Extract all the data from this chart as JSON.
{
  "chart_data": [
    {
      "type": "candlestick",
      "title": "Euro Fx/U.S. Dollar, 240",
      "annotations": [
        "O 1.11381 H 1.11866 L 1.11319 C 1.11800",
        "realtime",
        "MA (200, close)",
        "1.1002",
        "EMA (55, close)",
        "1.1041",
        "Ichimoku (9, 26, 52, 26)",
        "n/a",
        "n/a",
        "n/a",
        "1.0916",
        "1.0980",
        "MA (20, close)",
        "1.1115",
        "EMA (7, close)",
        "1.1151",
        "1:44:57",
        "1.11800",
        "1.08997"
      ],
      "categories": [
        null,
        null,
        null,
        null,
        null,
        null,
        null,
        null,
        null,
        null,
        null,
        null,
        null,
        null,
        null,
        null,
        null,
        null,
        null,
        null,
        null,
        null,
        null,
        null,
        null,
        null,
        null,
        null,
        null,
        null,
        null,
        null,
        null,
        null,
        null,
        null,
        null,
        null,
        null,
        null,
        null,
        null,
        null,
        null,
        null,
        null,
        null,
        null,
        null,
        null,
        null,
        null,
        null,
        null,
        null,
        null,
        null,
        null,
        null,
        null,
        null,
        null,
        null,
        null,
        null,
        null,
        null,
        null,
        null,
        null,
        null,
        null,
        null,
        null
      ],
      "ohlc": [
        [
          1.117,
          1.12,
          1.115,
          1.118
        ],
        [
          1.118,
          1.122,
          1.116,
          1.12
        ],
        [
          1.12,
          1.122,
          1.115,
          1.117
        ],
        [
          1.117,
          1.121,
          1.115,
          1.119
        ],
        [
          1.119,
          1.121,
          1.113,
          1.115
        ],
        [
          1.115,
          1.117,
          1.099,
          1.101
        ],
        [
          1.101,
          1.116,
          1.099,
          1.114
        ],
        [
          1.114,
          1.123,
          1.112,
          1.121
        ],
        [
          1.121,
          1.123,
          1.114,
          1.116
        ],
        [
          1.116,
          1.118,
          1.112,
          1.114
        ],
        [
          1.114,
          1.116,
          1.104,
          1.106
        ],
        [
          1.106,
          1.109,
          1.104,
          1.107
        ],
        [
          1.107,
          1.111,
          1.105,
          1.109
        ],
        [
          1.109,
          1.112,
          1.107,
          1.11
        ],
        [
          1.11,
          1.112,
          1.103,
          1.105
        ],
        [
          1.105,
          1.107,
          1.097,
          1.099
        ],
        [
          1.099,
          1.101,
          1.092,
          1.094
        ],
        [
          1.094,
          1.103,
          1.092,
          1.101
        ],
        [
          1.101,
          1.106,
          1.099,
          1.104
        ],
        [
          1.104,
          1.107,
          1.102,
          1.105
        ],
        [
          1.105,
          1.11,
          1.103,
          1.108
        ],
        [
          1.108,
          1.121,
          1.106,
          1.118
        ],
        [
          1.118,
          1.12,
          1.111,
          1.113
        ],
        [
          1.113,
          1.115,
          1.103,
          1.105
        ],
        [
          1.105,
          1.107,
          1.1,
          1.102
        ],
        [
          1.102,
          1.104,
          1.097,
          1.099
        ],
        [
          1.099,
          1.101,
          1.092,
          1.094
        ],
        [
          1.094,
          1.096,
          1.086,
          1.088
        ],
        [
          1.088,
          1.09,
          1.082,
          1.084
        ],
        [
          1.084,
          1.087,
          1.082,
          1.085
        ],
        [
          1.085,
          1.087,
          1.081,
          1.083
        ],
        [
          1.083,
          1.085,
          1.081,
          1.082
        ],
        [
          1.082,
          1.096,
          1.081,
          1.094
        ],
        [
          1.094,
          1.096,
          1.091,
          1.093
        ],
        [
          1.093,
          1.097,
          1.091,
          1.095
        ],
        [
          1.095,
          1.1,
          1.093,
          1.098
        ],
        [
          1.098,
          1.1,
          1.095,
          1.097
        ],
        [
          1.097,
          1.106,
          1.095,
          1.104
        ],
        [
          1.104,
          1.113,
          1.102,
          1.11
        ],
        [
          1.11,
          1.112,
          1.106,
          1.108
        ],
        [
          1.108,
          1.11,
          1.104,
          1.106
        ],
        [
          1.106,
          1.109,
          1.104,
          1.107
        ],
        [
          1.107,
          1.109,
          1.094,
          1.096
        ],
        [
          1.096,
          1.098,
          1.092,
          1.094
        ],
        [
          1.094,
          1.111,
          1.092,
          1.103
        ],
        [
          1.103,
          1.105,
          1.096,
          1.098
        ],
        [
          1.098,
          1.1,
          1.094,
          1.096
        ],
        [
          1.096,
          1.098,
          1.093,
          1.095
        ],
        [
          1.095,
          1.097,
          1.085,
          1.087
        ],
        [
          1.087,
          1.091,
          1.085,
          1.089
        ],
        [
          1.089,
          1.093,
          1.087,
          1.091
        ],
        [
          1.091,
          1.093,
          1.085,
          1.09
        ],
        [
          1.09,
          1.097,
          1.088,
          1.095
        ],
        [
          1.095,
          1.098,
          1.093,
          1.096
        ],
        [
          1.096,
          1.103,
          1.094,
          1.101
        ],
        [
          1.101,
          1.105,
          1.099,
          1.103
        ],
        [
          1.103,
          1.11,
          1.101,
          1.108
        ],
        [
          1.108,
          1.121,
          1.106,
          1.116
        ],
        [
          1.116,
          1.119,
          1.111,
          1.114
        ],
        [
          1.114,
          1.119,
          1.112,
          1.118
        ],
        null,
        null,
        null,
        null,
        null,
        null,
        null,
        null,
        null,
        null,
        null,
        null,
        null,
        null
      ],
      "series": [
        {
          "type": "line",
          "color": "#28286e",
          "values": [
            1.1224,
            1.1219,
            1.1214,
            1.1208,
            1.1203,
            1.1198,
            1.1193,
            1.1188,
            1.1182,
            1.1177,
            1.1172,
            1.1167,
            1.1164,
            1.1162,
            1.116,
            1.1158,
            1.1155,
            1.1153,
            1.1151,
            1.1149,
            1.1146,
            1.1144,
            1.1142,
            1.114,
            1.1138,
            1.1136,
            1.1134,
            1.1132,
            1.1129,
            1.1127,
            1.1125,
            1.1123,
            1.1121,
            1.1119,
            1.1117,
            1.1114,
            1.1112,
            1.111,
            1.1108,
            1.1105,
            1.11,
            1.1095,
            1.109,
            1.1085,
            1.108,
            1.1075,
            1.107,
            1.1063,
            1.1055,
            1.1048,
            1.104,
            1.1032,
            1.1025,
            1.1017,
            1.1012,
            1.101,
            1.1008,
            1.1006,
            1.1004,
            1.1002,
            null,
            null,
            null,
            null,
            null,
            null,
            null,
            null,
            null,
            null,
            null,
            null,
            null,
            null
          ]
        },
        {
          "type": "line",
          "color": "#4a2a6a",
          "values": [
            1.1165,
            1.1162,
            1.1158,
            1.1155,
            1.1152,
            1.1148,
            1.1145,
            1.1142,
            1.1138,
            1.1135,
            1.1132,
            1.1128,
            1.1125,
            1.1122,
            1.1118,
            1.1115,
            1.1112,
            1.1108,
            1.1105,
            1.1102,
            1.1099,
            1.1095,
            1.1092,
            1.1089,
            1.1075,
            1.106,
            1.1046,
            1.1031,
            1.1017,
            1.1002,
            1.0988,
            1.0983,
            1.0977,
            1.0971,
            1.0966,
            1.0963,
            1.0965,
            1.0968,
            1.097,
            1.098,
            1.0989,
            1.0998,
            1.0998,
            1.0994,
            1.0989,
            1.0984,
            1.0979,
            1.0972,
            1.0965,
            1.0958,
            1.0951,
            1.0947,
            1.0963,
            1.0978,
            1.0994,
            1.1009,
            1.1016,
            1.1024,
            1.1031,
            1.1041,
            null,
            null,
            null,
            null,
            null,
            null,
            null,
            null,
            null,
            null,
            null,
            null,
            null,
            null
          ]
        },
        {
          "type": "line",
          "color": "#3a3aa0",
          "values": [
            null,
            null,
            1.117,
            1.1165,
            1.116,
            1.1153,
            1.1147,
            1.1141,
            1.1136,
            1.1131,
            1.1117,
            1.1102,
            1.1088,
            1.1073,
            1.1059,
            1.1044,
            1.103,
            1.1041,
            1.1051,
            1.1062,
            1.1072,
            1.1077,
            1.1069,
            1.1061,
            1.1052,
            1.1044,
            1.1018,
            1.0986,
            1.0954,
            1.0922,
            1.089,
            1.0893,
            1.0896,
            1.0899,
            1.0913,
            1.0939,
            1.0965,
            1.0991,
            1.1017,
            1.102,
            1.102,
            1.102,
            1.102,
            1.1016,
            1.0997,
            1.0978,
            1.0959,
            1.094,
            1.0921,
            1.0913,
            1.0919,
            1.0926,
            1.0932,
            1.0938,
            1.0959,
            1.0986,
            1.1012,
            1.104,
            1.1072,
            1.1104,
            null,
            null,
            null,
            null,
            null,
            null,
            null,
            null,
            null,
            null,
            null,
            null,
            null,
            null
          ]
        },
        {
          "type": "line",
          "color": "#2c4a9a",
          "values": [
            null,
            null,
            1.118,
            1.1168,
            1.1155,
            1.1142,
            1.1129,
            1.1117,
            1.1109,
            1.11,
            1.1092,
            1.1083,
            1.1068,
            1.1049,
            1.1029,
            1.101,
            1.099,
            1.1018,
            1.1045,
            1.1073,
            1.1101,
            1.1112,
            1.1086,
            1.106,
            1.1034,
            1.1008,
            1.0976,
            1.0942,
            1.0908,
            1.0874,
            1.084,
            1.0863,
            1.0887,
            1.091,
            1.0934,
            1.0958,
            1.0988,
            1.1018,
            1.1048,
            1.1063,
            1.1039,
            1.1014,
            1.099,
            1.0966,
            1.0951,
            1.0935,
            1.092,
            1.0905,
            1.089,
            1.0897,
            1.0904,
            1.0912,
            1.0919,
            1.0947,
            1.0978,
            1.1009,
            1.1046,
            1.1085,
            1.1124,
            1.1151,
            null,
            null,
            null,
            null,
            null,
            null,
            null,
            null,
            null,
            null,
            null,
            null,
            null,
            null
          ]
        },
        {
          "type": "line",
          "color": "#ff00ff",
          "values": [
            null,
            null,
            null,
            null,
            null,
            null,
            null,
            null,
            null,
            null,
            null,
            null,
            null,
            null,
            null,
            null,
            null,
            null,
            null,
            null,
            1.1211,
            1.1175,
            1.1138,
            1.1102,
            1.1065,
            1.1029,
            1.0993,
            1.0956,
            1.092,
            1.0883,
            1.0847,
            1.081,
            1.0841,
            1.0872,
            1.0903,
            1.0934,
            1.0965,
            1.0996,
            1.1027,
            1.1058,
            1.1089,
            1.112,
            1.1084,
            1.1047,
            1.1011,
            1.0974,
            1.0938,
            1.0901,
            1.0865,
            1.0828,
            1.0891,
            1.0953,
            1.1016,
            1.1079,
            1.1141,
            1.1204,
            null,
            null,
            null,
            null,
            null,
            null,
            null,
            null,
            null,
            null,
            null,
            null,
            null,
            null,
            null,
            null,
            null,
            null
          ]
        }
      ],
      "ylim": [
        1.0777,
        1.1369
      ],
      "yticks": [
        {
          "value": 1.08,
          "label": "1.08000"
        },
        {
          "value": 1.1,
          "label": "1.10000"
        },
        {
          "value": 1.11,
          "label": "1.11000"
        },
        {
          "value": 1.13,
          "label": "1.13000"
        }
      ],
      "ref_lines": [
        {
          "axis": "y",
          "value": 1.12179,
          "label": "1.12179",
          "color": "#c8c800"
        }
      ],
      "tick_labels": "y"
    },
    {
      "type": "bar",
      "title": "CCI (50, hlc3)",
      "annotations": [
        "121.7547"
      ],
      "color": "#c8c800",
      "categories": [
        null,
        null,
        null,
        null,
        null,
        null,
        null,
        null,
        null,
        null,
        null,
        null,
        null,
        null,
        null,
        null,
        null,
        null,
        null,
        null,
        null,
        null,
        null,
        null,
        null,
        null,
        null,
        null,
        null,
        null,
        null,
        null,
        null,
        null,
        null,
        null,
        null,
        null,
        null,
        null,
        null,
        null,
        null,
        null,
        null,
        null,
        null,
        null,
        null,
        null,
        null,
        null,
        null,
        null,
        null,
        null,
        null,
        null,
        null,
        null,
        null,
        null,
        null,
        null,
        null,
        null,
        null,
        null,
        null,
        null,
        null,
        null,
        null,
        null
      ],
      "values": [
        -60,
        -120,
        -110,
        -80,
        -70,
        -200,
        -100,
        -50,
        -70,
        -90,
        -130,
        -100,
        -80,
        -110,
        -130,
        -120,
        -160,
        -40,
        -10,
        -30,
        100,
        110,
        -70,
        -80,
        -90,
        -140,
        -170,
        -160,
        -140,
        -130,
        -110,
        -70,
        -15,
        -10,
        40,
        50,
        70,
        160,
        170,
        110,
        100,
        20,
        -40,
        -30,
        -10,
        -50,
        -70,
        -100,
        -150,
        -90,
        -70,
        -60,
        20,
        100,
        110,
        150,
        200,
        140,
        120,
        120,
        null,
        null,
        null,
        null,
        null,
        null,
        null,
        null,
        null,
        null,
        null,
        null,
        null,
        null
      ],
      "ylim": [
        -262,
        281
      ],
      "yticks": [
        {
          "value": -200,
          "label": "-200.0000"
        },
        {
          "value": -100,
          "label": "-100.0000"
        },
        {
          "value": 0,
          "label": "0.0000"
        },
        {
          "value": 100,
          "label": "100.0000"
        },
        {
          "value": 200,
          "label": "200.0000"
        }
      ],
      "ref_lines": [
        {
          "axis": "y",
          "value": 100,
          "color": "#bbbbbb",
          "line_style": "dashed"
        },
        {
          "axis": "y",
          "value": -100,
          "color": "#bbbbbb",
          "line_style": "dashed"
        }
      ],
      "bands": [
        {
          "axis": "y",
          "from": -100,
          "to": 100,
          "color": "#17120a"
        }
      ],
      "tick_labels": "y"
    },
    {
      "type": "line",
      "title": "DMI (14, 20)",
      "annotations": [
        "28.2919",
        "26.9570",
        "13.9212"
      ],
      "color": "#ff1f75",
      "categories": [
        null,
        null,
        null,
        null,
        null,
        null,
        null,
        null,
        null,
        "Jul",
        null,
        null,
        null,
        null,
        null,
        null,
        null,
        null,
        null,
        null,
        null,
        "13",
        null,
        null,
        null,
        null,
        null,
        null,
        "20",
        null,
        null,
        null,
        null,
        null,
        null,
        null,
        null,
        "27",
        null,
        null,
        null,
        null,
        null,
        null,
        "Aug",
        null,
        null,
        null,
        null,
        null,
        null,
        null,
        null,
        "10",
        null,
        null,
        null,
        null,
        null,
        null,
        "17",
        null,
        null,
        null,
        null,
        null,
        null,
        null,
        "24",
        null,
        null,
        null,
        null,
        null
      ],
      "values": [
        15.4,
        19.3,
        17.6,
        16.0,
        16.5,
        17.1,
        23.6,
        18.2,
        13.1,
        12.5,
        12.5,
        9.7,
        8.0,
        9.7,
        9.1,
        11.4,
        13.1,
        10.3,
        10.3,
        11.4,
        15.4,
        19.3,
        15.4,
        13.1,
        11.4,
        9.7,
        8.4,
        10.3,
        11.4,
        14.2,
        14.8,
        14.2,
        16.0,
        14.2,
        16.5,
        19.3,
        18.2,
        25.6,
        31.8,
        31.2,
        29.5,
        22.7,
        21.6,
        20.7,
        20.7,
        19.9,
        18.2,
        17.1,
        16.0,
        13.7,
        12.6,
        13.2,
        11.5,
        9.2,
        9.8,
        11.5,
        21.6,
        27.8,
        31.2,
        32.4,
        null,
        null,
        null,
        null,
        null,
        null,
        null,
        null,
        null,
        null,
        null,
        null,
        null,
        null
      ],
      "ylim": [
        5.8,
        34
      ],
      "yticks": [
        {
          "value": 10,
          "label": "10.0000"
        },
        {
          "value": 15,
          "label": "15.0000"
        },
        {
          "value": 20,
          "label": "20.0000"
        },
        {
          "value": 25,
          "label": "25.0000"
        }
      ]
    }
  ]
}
^^^^
**PROBLEM DETAILS**. Out of the records, collect only those lines that contain the string "color".

**OUTPUT OF THE TASK**.
          "color": "#28286e",
          "color": "#4a2a6a",
          "color": "#3a3aa0",
          "color": "#2c4a9a",
          "color": "#ff00ff",
          "color": "#c8c800"
      "color": "#c8c800",
          "color": "#bbbbbb",
          "color": "#bbbbbb",
          "color": "#17120a"
      "color": "#ff1f75",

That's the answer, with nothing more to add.